● EXERCISE DATA

^^^^^^^^^^^^^^^^

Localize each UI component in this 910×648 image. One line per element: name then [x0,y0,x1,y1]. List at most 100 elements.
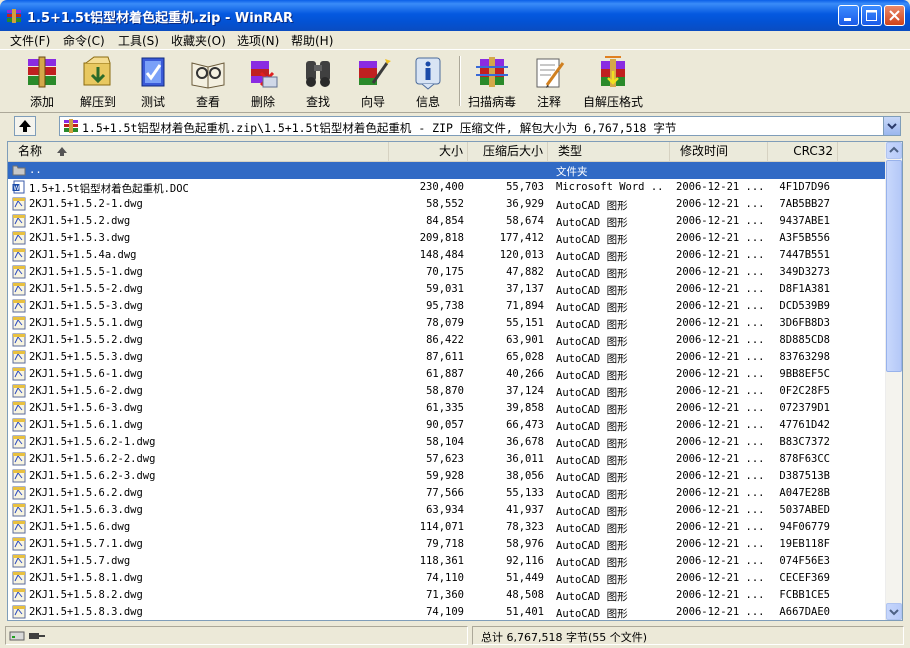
maximize-button[interactable] [861,5,882,26]
menu-bar: 文件(F) 命令(C) 工具(S) 收藏夹(O) 选项(N) 帮助(H) [0,31,910,49]
cell-name: 2KJ1.5+1.5.6.3.dwg [29,504,143,516]
column-header-name[interactable]: 名称 [8,142,389,161]
cell-size: 70,175 [426,266,464,278]
menu-favorites[interactable]: 收藏夹(O) [171,32,226,49]
cell-name: 2KJ1.5+1.5.8.3.dwg [29,606,143,618]
comment-button[interactable]: 注释 [519,53,579,111]
cell-modified: 2006-12-21 ... [676,181,764,193]
autocad-drawing-icon [12,537,26,551]
column-header-type[interactable]: 类型 [548,142,670,161]
comment-icon [536,58,565,88]
cell-modified: 2006-12-21 ... [676,436,764,448]
table-row[interactable]: .. 文件夹 [8,162,888,179]
table-row[interactable]: 2KJ1.5+1.5.8.1.dwg 74,110 51,449 AutoCAD 图形… [8,570,888,587]
cell-crc32: A667DAE0 [779,606,830,618]
table-row[interactable]: 2KJ1.5+1.5.8.2.dwg 71,360 48,508 AutoCAD 图形… [8,587,888,604]
cell-packed: 78,323 [506,521,544,533]
table-row[interactable]: 2KJ1.5+1.5.6-3.dwg 61,335 39,858 AutoCAD 图形… [8,400,888,417]
autocad-drawing-icon [12,520,26,534]
cell-size: 95,738 [426,300,464,312]
table-row[interactable]: 2KJ1.5+1.5.3.dwg 209,818 177,412 AutoCAD 图形… [8,230,888,247]
path-text: 1.5+1.5t铝型材着色起重机.zip\1.5+1.5t铝型材着色起重机 - … [82,121,677,135]
minimize-button[interactable] [838,5,859,26]
window-title: 1.5+1.5t铝型材着色起重机.zip - WinRAR [27,11,294,26]
table-row[interactable]: 2KJ1.5+1.5.5.1.dwg 78,079 55,151 AutoCAD 图形… [8,315,888,332]
column-header-size[interactable]: 大小 [389,142,468,161]
status-left-panel [5,626,468,645]
cell-crc32: 47761D42 [779,419,830,431]
menu-options[interactable]: 选项(N) [237,32,279,49]
cell-type: AutoCAD 图形 [556,217,628,229]
path-combobox[interactable]: 1.5+1.5t铝型材着色起重机.zip\1.5+1.5t铝型材着色起重机 - … [59,116,901,136]
table-row[interactable]: 2KJ1.5+1.5.7.dwg 118,361 92,116 AutoCAD 图形 2… [8,553,888,570]
table-row[interactable]: 2KJ1.5+1.5.5.3.dwg 87,611 65,028 AutoCAD 图形… [8,349,888,366]
view-icon [191,62,225,89]
cell-modified: 2006-12-21 ... [676,300,764,312]
table-row[interactable]: W 1.5+1.5t铝型材着色起重机.DOC 230,400 55,703 Micros… [8,179,888,196]
menu-help[interactable]: 帮助(H) [291,32,333,49]
scroll-thumb[interactable] [886,160,902,372]
close-icon [889,10,900,21]
table-row[interactable]: 2KJ1.5+1.5.6.2-3.dwg 59,928 38,056 AutoCAD … [8,468,888,485]
winrar-window: 1.5+1.5t铝型材着色起重机.zip - WinRAR 文件(F) 命令(C… [0,0,910,648]
autocad-drawing-icon [12,605,26,619]
table-row[interactable]: 2KJ1.5+1.5.6.2-2.dwg 57,623 36,011 AutoCAD … [8,451,888,468]
cell-name: 2KJ1.5+1.5.6.2-1.dwg [29,436,156,448]
cell-type: AutoCAD 图形 [556,404,628,416]
cell-type: AutoCAD 图形 [556,608,628,620]
sfx-button[interactable]: 自解压格式 [583,53,643,111]
virus-scan-icon [476,57,508,87]
table-row[interactable]: 2KJ1.5+1.5.8.3.dwg 74,109 51,401 AutoCAD 图形… [8,604,888,620]
cell-size: 74,110 [426,572,464,584]
table-row[interactable]: 2KJ1.5+1.5.6.1.dwg 90,057 66,473 AutoCAD 图形… [8,417,888,434]
address-bar: 1.5+1.5t铝型材着色起重机.zip\1.5+1.5t铝型材着色起重机 - … [0,112,910,139]
cell-type: AutoCAD 图形 [556,591,628,603]
table-row[interactable]: 2KJ1.5+1.5.5-3.dwg 95,738 71,894 AutoCAD 图形… [8,298,888,315]
info-button[interactable]: 信息 [398,53,458,111]
table-row[interactable]: 2KJ1.5+1.5.6-2.dwg 58,870 37,124 AutoCAD 图形… [8,383,888,400]
cell-crc32: 83763298 [779,351,830,363]
menu-file[interactable]: 文件(F) [10,32,50,49]
menu-commands[interactable]: 命令(C) [63,32,105,49]
file-list[interactable]: 名称 大小 压缩后大小 类型 修改时间 CRC32 .. 文件夹 W 1.5+1.5t… [7,141,903,621]
table-row[interactable]: 2KJ1.5+1.5.2-1.dwg 58,552 36,929 AutoCAD 图形… [8,196,888,213]
up-folder-button[interactable] [14,116,36,136]
sfx-icon [601,56,625,87]
autocad-drawing-icon [12,316,26,330]
toolbar: 添加 解压到 测试 查看 删除 查找 向导 信息 扫描病毒 注释 自解压格式 [0,49,910,112]
table-row[interactable]: 2KJ1.5+1.5.6.3.dwg 63,934 41,937 AutoCAD 图形… [8,502,888,519]
vertical-scrollbar[interactable] [885,142,902,620]
column-header-packed[interactable]: 压缩后大小 [468,142,548,161]
close-button[interactable] [884,5,905,26]
autocad-drawing-icon [12,503,26,517]
table-row[interactable]: 2KJ1.5+1.5.6.dwg 114,071 78,323 AutoCAD 图形 2… [8,519,888,536]
table-row[interactable]: 2KJ1.5+1.5.7.1.dwg 79,718 58,976 AutoCAD 图形… [8,536,888,553]
title-bar[interactable]: 1.5+1.5t铝型材着色起重机.zip - WinRAR [0,0,910,31]
autocad-drawing-icon [12,384,26,398]
table-row[interactable]: 2KJ1.5+1.5.6-1.dwg 61,887 40,266 AutoCAD 图形… [8,366,888,383]
column-name-label: 名称 [18,144,43,158]
cell-name: 2KJ1.5+1.5.2.dwg [29,215,131,227]
cell-type: AutoCAD 图形 [556,438,628,450]
table-row[interactable]: 2KJ1.5+1.5.4a.dwg 148,484 120,013 AutoCAD 图… [8,247,888,264]
cell-crc32: A3F5B556 [779,232,830,244]
menu-tools[interactable]: 工具(S) [118,32,159,49]
cell-name: 2KJ1.5+1.5.5-1.dwg [29,266,143,278]
scroll-up-button[interactable] [886,142,902,159]
scroll-down-button[interactable] [886,603,902,620]
table-row[interactable]: 2KJ1.5+1.5.2.dwg 84,854 58,674 AutoCAD 图形 20… [8,213,888,230]
autocad-drawing-icon [12,333,26,347]
table-row[interactable]: 2KJ1.5+1.5.6.2.dwg 77,566 55,133 AutoCAD 图形… [8,485,888,502]
cell-size: 118,361 [419,555,464,567]
table-row[interactable]: 2KJ1.5+1.5.5-1.dwg 70,175 47,882 AutoCAD 图形… [8,264,888,281]
table-row[interactable]: 2KJ1.5+1.5.5-2.dwg 59,031 37,137 AutoCAD 图形… [8,281,888,298]
cell-modified: 2006-12-21 ... [676,215,764,227]
cell-type: AutoCAD 图形 [556,319,628,331]
table-row[interactable]: 2KJ1.5+1.5.6.2-1.dwg 58,104 36,678 AutoCAD … [8,434,888,451]
column-header-crc32[interactable]: CRC32 [768,142,838,161]
path-dropdown-button[interactable] [883,117,900,135]
table-row[interactable]: 2KJ1.5+1.5.5.2.dwg 86,422 63,901 AutoCAD 图形… [8,332,888,349]
column-header-modified[interactable]: 修改时间 [670,142,768,161]
cell-size: 114,071 [419,521,464,533]
cell-type: AutoCAD 图形 [556,421,628,433]
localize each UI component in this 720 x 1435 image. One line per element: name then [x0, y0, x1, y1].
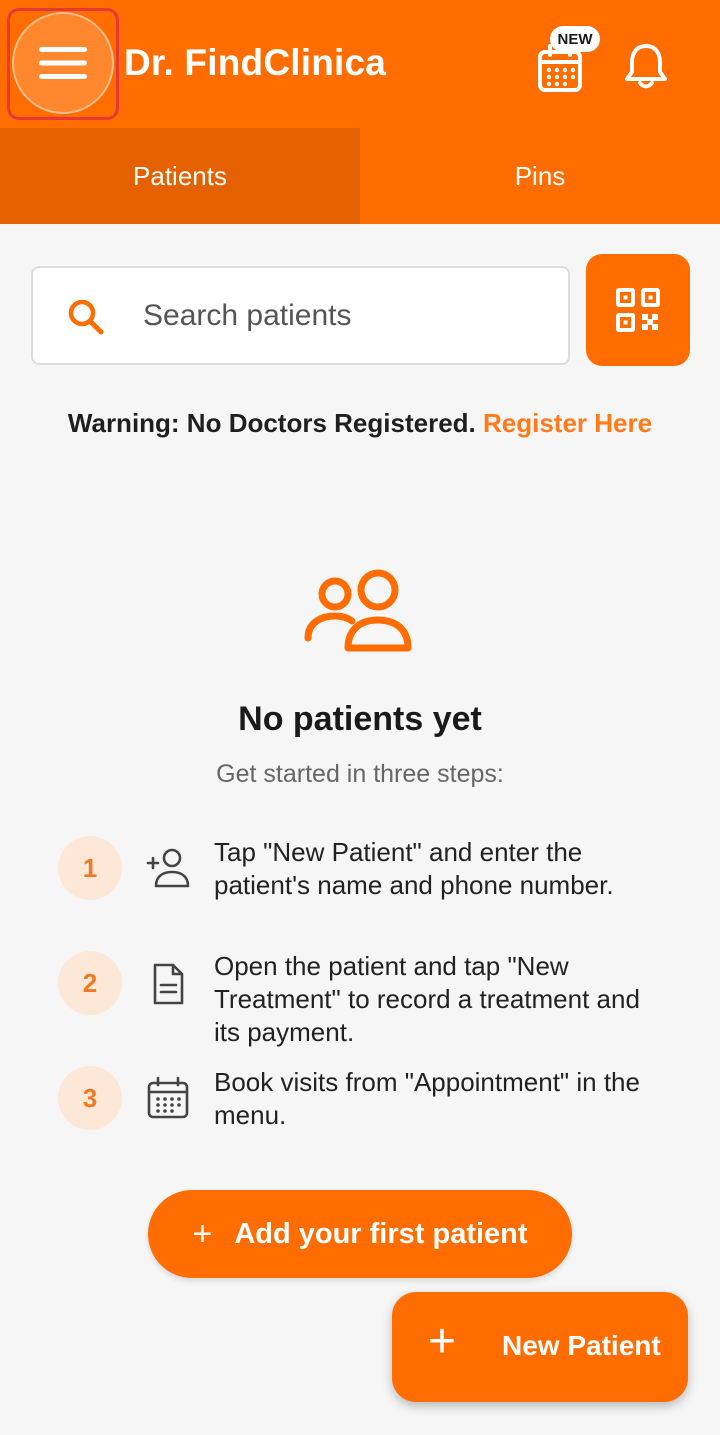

^^^^^^^^^^^^^^^^

Count how many lines above include the word "size" and answer with that figure only.

● RESULT OF THE EXERCISE
6